Problem statement
Drop all images and give the records again exactly.

Data rows
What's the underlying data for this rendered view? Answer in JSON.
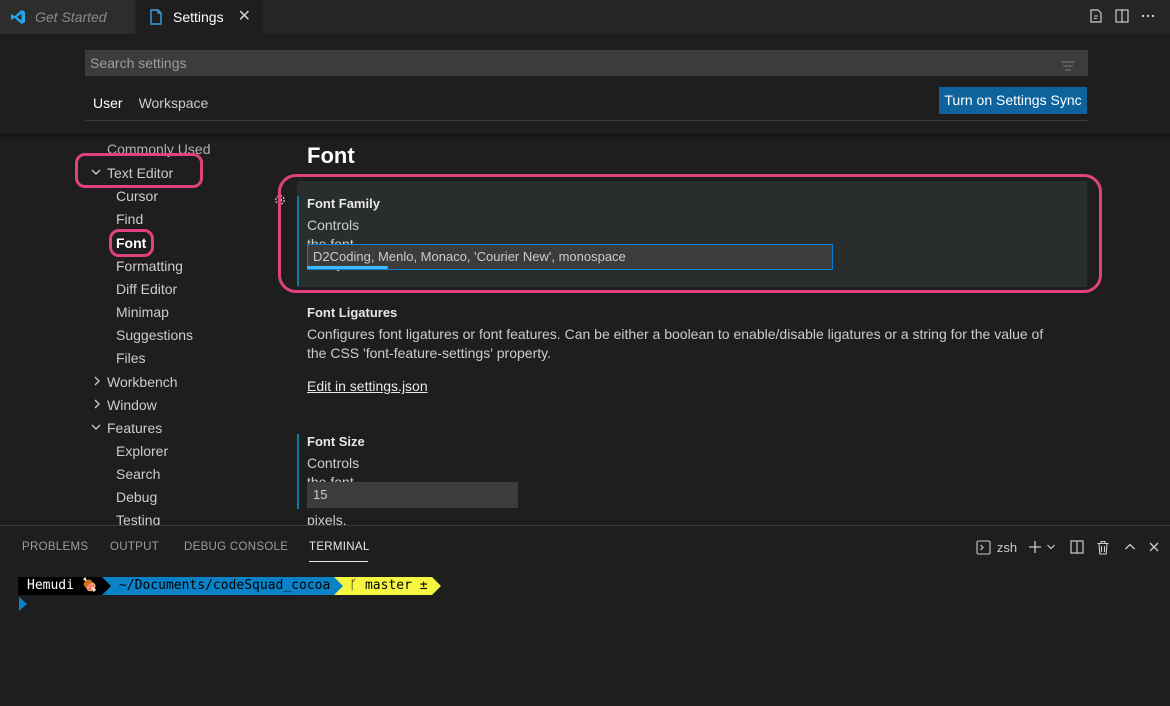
{
  "tabs": [
    {
      "label": "Get Started",
      "active": false
    },
    {
      "label": "Settings",
      "active": true
    }
  ],
  "search": {
    "placeholder": "Search settings"
  },
  "scopes": [
    "User",
    "Workspace"
  ],
  "sync_button": "Turn on Settings Sync",
  "toc": {
    "commonly_used": "Commonly Used",
    "text_editor": "Text Editor",
    "text_editor_children": [
      "Cursor",
      "Find",
      "Font",
      "Formatting",
      "Diff Editor",
      "Minimap",
      "Suggestions",
      "Files"
    ],
    "workbench": "Workbench",
    "window": "Window",
    "features": "Features",
    "features_children": [
      "Explorer",
      "Search",
      "Debug",
      "Testing"
    ]
  },
  "main": {
    "section_title": "Font",
    "font_family": {
      "title": "Font Family",
      "description": "Controls the font family.",
      "value": "D2Coding, Menlo, Monaco, 'Courier New', monospace"
    },
    "font_ligatures": {
      "title": "Font Ligatures",
      "description_line1": "Configures font ligatures or font features. Can be either a boolean to enable/disable ligatures or a string for the value of",
      "description_line2": "the CSS 'font-feature-settings' property.",
      "link": "Edit in settings.json"
    },
    "font_size": {
      "title": "Font Size",
      "description": "Controls the font size in pixels.",
      "value": "15"
    }
  },
  "panel": {
    "tabs": [
      "PROBLEMS",
      "OUTPUT",
      "DEBUG CONSOLE",
      "TERMINAL"
    ],
    "active_tab": "TERMINAL",
    "shell": "zsh"
  },
  "terminal": {
    "user": "Hemudi 🍖",
    "path": "~/Documents/codeSquad_cocoa",
    "git": "ᚴ master ±"
  },
  "colors": {
    "accent": "#0e639c",
    "highlight": "#e0417f",
    "focus_border": "#007fd4"
  }
}
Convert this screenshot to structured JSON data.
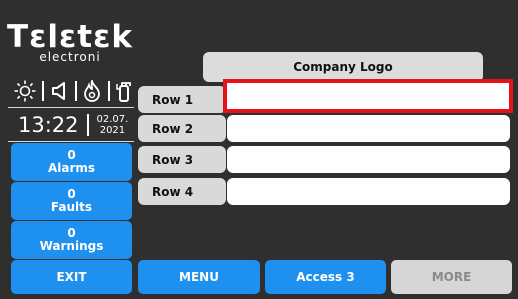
{
  "brand": {
    "name": "Tεlεtεk",
    "sub": "electroni"
  },
  "status_icons": [
    "sun-icon",
    "speaker-icon",
    "fire-icon",
    "extinguisher-icon"
  ],
  "clock": {
    "time": "13:22",
    "date_line1": "02.07.",
    "date_line2": "2021"
  },
  "stats": [
    {
      "count": "0",
      "label": "Alarms"
    },
    {
      "count": "0",
      "label": "Faults"
    },
    {
      "count": "0",
      "label": "Warnings"
    }
  ],
  "logo_label": "Company Logo",
  "rows": [
    {
      "label": "Row 1",
      "value": ""
    },
    {
      "label": "Row 2",
      "value": ""
    },
    {
      "label": "Row 3",
      "value": ""
    },
    {
      "label": "Row 4",
      "value": ""
    }
  ],
  "bottom": {
    "exit": "EXIT",
    "menu": "MENU",
    "access": "Access 3",
    "more": "MORE"
  },
  "colors": {
    "accent": "#1e90ef",
    "selection": "#e3131b",
    "background": "#2f2f2f"
  }
}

Task solution
What's the underlying data for this rendered view? Answer in JSON.
{
  "tabs": [
    {
      "label": "Get Started",
      "active": false
    },
    {
      "label": "Settings",
      "active": true
    }
  ],
  "search": {
    "placeholder": "Search settings"
  },
  "scopes": [
    "User",
    "Workspace"
  ],
  "sync_button": "Turn on Settings Sync",
  "toc": {
    "commonly_used": "Commonly Used",
    "text_editor": "Text Editor",
    "text_editor_children": [
      "Cursor",
      "Find",
      "Font",
      "Formatting",
      "Diff Editor",
      "Minimap",
      "Suggestions",
      "Files"
    ],
    "workbench": "Workbench",
    "window": "Window",
    "features": "Features",
    "features_children": [
      "Explorer",
      "Search",
      "Debug",
      "Testing"
    ]
  },
  "main": {
    "section_title": "Font",
    "font_family": {
      "title": "Font Family",
      "description": "Controls the font family.",
      "value": "D2Coding, Menlo, Monaco, 'Courier New', monospace"
    },
    "font_ligatures": {
      "title": "Font Ligatures",
      "description_line1": "Configures font ligatures or font features. Can be either a boolean to enable/disable ligatures or a string for the value of",
      "description_line2": "the CSS 'font-feature-settings' property.",
      "link": "Edit in settings.json"
    },
    "font_size": {
      "title": "Font Size",
      "description": "Controls the font size in pixels.",
      "value": "15"
    }
  },
  "panel": {
    "tabs": [
      "PROBLEMS",
      "OUTPUT",
      "DEBUG CONSOLE",
      "TERMINAL"
    ],
    "active_tab": "TERMINAL",
    "shell": "zsh"
  },
  "terminal": {
    "user": "Hemudi 🍖",
    "path": "~/Documents/codeSquad_cocoa",
    "git": "ᚴ master ±"
  },
  "colors": {
    "accent": "#0e639c",
    "highlight": "#e0417f",
    "focus_border": "#007fd4"
  }
}
Convert this screenshot to structured JSON data.
{
  "brand": {
    "name": "Tεlεtεk",
    "sub": "electroni"
  },
  "status_icons": [
    "sun-icon",
    "speaker-icon",
    "fire-icon",
    "extinguisher-icon"
  ],
  "clock": {
    "time": "13:22",
    "date_line1": "02.07.",
    "date_line2": "2021"
  },
  "stats": [
    {
      "count": "0",
      "label": "Alarms"
    },
    {
      "count": "0",
      "label": "Faults"
    },
    {
      "count": "0",
      "label": "Warnings"
    }
  ],
  "logo_label": "Company Logo",
  "rows": [
    {
      "label": "Row 1",
      "value": ""
    },
    {
      "label": "Row 2",
      "value": ""
    },
    {
      "label": "Row 3",
      "value": ""
    },
    {
      "label": "Row 4",
      "value": ""
    }
  ],
  "bottom": {
    "exit": "EXIT",
    "menu": "MENU",
    "access": "Access 3",
    "more": "MORE"
  },
  "colors": {
    "accent": "#1e90ef",
    "selection": "#e3131b",
    "background": "#2f2f2f"
  }
}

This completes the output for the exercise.